*Task requirements*: Transcribe the Explorer HAT Pro tutorial word for word, starting at "Project 2: the" and ending at "just over 5V.".

Analogue projects.
Les Pounder shows us how we can safely experiment and tinker with the Explorer HAT Pro, a “one for all” board that’s easy and cheap to use.
Les Pounder uses his HAT Explorer Pro to build four projects that use analogue to the max.
This month we’re going through some 10-minute hacks that you can build using the Explorer HAT Pro. These four projects can be mixed together, and we’ll be using the Analog inputs with potentiometers, digital Input/ Outputs with LEDs and buttons, and the H Bridge controller for operating DC motors with the board.
Before we power on the Raspberry Pi we need to attach the Explorer HAT Pro to all 40 of the GPIO pins. The board should sit atop the Raspberry Pi and match the outline of the Pi. Now power on your Raspberry Pi and boot to the Pixel desktop. When ready, open a Terminal and enter the following command to install the Explorer HAT Pro libraries: $ curl https://get.pimoroni.com/explorerhat | bash
Follow the installation instructions and if prompted to reboot, do so and return the Pixel desktop. Now go to the main menu and navigate to the Programming menu. Click Python 3 to open the editor, then click File>New.
Project 1: toggle the LED
Here, we’ll use the capacitive touch buttons (1-4) on the Explorer HAT Pro to trigger the built-in LEDs. With our blank document open, click File>Save and save the file as Project1LED-Toggle.py before continuining. Remember to save often.
We start the code by importing the Explorer HAT Python3 library, and then renaming it to “eh” so that it is easier to work with. We also import the sleep function from the time library: import explorerhat as eh from time import sleep
Next, create an infinite loop to hold the code’s main body: while True:
Then we set up a series of conditional tests, seeing if the capacitive touch buttons (1-4) have been pressed. For each button we assign a colour of LED that will be toggled on/off by pressing the capacitive touch button. We then add a delay to prevent an accidental double tap of the button: if eh.touch.one.is_pressed(): eh.light.blue.toggle() sleep(0.1) The rest of the code follows the same pattern, but using elif to represent the other conditions to test: elif eh.touch.two.is_pressed(): eh.light.yellow.toggle() sleep(0.1) elif eh.touch.three.is_pressed(): eh.light.red.toggle() sleep(0.1) elif eh.touch.four.is_pressed(): eh.light.green.toggle() sleep(0.1) Click Run>Run Module to run the code. Now press the 1-4 keys on the Explorer HAT Pro to trigger the LEDs.
Project 2: the blinking obvious
For this project you’ll need the Potentiometer and three jumper wires. Connect as per the diagram ( belowleft). Our potentiometer is connected to the ANALOG1 pin and sends the voltage passing through the variable resistor as the dial is turned. At full voltage it’ll be just over 5V.
Create a new blank file called Project2-Analog-Blink.py and import the Explorer HAT library: import explorerhat as eh
Now inside of a while True loop we create two variables to read the voltage reading on ANALOG1 and store it for use: while True: on = eh.analog.one.read() off = eh.analog.one.read() Next, we create a little hack that prevents the Python code from crashing due to a divide by zero error based on the analog readings. If the value of our variables “on” and “off” ever reaches zero, then we change their values to be 0.01: if on == 0 and off == 0: on = 0.01 off = 0.01 Our last line of code flashes the built-in LEDs (called blinking) with an on/off time that matches the voltage read at ANALOG1. This means a low voltage will make the LEDs flash faster, a high voltage, slower.

*Stored records*:

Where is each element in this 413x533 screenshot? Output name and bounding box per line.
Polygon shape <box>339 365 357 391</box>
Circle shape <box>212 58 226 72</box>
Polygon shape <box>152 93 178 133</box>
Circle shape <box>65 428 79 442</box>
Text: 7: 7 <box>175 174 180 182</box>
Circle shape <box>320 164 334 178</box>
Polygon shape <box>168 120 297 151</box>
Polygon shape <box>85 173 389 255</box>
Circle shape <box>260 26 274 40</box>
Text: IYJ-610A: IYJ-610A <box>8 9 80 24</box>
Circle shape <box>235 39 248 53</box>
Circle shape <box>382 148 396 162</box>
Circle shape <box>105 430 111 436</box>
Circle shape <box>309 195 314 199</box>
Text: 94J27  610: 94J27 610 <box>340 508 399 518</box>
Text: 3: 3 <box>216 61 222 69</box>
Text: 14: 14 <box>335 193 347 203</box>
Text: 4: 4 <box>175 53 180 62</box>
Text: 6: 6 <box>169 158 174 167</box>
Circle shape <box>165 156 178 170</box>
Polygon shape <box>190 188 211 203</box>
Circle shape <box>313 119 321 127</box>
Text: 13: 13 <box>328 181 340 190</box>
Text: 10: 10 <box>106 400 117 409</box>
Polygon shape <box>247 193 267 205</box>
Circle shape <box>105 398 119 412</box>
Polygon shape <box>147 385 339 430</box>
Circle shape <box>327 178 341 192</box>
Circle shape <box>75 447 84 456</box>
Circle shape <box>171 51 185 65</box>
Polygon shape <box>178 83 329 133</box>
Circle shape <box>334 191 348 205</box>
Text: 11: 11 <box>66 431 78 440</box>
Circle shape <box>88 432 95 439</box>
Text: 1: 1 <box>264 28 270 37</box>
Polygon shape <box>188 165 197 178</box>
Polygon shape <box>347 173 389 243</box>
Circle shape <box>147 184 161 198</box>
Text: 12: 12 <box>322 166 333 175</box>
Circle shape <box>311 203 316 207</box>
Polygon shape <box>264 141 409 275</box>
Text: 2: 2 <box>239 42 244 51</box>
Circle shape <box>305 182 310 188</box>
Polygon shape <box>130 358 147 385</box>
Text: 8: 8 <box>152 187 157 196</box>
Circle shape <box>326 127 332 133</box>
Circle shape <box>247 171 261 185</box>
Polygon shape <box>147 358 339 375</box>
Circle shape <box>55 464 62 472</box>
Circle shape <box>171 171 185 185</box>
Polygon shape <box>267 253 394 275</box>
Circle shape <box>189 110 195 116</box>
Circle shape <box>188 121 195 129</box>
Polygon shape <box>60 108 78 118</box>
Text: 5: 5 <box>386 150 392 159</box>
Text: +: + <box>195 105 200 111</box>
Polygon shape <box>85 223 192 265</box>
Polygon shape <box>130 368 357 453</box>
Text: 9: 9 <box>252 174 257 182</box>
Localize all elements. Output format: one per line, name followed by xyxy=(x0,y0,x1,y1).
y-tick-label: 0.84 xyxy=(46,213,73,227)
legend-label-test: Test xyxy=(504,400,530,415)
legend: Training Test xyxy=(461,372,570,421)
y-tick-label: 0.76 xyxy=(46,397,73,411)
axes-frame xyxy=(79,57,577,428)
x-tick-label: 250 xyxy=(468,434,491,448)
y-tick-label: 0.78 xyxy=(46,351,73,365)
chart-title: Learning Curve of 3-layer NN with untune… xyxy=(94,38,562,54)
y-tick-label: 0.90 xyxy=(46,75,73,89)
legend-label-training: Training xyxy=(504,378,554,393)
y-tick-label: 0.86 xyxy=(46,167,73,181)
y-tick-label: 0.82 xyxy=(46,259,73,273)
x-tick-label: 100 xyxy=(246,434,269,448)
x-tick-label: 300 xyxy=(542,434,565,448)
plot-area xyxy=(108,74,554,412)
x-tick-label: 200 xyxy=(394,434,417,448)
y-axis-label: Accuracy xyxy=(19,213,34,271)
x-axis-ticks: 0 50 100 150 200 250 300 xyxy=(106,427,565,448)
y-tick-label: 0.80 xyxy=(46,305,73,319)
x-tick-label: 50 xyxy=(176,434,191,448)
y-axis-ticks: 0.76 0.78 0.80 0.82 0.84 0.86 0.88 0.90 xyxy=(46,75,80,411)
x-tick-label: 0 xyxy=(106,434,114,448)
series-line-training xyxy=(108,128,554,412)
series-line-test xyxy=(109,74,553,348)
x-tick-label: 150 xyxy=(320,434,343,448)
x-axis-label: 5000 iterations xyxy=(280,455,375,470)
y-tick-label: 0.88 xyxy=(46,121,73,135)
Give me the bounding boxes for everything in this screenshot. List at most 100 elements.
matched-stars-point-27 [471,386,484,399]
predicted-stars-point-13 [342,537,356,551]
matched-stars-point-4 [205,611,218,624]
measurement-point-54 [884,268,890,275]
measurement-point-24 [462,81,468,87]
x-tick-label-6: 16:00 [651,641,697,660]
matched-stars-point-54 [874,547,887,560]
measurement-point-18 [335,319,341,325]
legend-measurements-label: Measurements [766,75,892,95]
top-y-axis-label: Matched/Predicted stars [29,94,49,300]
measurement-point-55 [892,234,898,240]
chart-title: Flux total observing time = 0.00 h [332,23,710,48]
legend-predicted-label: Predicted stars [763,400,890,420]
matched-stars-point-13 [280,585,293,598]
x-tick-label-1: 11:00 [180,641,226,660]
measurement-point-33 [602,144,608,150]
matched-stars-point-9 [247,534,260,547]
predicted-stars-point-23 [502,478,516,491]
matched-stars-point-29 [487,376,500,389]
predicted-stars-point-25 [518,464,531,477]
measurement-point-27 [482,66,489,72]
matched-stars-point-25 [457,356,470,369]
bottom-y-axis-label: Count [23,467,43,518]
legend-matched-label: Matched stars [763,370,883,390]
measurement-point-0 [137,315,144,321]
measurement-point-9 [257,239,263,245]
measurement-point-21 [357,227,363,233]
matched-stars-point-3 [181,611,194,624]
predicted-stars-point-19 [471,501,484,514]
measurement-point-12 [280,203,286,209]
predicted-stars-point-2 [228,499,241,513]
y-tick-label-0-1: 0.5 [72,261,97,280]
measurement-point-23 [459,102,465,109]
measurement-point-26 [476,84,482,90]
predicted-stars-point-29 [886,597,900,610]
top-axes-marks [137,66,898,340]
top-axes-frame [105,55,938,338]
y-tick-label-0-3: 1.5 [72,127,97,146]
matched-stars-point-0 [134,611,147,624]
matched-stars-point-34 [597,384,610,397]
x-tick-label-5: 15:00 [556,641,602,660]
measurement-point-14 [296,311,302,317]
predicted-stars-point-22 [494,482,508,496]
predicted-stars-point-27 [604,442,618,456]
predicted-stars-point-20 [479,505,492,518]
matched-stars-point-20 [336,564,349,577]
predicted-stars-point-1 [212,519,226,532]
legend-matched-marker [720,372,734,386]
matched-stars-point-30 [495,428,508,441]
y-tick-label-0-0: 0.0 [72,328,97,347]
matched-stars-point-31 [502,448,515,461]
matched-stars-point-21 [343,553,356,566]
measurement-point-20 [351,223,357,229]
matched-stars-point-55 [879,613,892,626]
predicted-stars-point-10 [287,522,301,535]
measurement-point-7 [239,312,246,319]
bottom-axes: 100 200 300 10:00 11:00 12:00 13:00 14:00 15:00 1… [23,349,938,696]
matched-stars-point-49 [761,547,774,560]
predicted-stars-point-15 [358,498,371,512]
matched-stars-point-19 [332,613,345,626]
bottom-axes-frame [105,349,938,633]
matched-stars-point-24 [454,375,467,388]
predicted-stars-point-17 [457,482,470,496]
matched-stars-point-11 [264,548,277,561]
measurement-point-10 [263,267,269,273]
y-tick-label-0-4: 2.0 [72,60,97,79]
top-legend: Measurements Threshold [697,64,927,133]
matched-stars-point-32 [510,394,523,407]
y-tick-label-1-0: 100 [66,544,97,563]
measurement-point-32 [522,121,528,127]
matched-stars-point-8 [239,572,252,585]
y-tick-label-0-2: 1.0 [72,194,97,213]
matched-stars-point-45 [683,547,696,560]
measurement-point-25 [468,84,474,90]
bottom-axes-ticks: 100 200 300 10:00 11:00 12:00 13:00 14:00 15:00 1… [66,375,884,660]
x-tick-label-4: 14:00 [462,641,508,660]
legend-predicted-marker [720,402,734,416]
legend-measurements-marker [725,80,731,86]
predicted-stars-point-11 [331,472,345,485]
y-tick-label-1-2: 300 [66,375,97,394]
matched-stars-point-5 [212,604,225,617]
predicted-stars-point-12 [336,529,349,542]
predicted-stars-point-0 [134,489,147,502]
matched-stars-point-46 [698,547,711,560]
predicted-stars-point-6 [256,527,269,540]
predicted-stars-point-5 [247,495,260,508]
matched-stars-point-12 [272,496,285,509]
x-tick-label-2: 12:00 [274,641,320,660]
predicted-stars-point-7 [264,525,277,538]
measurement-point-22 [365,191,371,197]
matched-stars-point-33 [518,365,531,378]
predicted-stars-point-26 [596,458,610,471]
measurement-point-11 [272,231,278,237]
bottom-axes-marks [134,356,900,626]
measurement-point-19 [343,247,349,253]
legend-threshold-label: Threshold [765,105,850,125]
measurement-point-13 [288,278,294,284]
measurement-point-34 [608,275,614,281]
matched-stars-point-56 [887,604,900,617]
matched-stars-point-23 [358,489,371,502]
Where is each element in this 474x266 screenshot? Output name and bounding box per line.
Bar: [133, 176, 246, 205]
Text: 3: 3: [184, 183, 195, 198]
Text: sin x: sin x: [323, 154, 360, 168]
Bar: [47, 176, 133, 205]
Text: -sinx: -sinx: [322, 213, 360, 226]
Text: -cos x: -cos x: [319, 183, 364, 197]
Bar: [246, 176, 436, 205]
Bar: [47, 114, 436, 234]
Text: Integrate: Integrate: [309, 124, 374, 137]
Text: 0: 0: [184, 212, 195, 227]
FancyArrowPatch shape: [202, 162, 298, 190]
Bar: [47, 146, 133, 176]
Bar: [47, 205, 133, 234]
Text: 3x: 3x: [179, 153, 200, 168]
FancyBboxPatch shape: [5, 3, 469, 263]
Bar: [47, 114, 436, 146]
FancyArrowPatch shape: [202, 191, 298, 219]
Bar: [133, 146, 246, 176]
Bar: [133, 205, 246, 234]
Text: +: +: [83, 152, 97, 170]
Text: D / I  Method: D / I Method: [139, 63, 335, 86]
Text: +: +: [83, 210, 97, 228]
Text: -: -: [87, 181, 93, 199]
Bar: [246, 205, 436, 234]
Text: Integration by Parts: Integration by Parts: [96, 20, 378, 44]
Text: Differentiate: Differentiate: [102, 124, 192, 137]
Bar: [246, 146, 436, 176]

*Output for this exercise*:
Project 2: the blinking obvious
For this project you’ll need the Potentiometer and three jumper wires. Connect as per the diagram ( belowleft). Our potentiometer is connected to the ANALOG1 pin and sends the voltage passing through the variable resistor as the dial is turned. At full voltage it’ll be just over 5V.